> _OBJECTIVE_
Answer with a number only: how many lines of the data contain "Καλαμπόκι"?

> _GIVEN ENTRIES_
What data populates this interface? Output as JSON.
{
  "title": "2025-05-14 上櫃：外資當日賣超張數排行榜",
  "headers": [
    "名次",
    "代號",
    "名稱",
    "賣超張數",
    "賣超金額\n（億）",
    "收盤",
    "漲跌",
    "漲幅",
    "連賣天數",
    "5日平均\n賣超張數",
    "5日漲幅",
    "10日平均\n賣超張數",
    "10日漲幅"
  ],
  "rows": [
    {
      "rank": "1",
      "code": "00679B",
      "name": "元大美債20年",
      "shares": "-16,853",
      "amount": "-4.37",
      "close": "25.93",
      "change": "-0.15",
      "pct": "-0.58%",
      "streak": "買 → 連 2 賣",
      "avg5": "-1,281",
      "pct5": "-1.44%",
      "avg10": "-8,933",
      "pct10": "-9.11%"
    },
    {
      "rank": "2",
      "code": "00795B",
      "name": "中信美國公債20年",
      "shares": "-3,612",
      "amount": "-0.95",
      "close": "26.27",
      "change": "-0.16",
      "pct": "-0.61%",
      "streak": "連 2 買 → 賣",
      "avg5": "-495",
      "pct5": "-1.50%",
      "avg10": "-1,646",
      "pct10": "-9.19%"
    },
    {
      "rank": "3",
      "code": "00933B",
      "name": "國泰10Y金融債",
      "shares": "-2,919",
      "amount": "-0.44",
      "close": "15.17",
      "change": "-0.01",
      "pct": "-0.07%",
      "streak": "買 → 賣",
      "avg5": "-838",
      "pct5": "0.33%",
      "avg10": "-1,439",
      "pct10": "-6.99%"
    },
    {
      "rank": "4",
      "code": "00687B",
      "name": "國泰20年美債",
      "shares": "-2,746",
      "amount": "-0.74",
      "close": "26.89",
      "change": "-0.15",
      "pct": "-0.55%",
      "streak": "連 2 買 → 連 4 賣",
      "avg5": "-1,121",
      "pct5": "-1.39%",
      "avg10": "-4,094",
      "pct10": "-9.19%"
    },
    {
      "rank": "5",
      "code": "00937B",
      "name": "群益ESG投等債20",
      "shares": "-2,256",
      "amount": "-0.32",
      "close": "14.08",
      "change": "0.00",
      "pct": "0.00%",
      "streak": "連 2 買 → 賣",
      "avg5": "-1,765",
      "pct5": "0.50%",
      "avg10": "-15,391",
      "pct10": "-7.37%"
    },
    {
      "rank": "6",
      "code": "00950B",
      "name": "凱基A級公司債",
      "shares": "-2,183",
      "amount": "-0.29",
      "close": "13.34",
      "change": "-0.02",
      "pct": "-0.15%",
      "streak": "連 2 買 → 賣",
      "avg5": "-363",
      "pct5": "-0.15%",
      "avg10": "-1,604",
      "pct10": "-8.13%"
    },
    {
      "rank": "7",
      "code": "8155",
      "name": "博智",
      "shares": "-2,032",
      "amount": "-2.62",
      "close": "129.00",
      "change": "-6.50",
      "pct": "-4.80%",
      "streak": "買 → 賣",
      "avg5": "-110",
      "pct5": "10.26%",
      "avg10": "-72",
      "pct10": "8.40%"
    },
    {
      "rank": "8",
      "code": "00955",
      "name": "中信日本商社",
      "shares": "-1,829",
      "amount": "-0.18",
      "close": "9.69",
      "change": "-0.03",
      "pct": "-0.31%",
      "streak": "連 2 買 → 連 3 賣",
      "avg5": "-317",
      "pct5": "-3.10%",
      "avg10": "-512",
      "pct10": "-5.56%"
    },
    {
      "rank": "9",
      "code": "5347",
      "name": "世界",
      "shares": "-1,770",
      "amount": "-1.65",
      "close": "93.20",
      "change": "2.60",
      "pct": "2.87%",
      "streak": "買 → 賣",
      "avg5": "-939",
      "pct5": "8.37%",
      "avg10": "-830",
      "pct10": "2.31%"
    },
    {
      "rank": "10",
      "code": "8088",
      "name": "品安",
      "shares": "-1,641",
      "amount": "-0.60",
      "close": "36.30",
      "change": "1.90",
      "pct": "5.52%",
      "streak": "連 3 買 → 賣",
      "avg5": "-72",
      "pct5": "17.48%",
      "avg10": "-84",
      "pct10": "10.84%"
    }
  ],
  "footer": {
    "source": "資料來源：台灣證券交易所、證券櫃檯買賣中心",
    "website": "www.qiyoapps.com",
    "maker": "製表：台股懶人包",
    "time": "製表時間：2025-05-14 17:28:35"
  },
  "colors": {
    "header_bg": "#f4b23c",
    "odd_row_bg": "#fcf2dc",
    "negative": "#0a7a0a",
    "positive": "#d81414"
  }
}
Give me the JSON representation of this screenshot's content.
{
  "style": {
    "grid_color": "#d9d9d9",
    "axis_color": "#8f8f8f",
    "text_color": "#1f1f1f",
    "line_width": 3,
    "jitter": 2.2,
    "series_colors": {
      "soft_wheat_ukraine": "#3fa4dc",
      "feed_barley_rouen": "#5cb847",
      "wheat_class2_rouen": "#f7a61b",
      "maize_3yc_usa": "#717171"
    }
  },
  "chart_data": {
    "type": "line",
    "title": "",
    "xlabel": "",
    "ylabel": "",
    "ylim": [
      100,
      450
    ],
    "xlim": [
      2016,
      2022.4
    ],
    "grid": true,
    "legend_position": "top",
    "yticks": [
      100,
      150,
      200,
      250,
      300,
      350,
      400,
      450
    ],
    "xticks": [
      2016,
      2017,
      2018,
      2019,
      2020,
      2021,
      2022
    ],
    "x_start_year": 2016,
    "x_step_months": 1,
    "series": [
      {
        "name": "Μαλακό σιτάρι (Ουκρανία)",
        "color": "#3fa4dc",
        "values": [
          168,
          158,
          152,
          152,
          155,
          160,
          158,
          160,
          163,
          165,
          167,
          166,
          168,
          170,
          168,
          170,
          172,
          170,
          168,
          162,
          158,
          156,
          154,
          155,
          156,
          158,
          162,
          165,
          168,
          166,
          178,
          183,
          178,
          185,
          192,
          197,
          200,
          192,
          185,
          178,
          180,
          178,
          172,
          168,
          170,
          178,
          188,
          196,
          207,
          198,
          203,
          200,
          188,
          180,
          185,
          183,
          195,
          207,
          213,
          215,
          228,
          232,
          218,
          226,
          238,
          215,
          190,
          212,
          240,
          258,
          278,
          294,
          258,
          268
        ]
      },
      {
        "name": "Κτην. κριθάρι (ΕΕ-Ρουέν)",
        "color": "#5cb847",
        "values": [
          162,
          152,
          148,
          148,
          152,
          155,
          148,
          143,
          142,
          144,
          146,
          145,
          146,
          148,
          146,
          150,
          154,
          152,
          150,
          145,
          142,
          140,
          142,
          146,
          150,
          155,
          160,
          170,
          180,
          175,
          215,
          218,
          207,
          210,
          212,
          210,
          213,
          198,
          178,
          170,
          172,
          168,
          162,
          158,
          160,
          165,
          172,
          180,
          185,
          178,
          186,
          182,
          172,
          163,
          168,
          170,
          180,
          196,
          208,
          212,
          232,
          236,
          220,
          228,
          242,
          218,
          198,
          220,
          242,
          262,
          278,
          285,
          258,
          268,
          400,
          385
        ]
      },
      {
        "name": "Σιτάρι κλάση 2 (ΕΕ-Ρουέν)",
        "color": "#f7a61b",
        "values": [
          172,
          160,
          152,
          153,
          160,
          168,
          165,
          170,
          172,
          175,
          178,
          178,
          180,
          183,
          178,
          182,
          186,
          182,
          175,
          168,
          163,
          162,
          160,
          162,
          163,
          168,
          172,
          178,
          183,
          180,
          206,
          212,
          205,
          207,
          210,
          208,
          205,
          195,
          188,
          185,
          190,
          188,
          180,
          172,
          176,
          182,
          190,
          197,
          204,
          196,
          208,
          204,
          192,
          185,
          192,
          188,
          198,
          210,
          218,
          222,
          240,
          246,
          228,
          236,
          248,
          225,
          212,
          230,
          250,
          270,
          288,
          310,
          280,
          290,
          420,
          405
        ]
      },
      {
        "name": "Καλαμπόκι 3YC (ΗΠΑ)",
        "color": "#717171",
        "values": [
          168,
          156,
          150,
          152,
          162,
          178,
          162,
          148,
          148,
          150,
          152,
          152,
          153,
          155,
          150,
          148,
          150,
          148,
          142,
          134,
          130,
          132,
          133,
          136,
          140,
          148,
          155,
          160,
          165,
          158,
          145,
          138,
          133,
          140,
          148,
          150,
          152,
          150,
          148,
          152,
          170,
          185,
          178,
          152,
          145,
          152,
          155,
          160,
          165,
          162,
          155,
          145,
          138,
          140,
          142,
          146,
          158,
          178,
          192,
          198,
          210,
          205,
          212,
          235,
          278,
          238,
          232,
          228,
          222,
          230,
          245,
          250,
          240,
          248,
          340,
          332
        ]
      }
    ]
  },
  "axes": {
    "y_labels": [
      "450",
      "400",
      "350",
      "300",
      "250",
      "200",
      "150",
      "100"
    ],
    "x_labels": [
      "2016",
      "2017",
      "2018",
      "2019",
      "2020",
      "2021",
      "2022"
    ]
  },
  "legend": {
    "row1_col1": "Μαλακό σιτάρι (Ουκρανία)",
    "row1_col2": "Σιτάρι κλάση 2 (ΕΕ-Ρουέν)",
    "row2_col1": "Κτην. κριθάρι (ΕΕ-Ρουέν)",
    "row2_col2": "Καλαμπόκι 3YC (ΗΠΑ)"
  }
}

> _SOLUTION TO THIS TASK_
2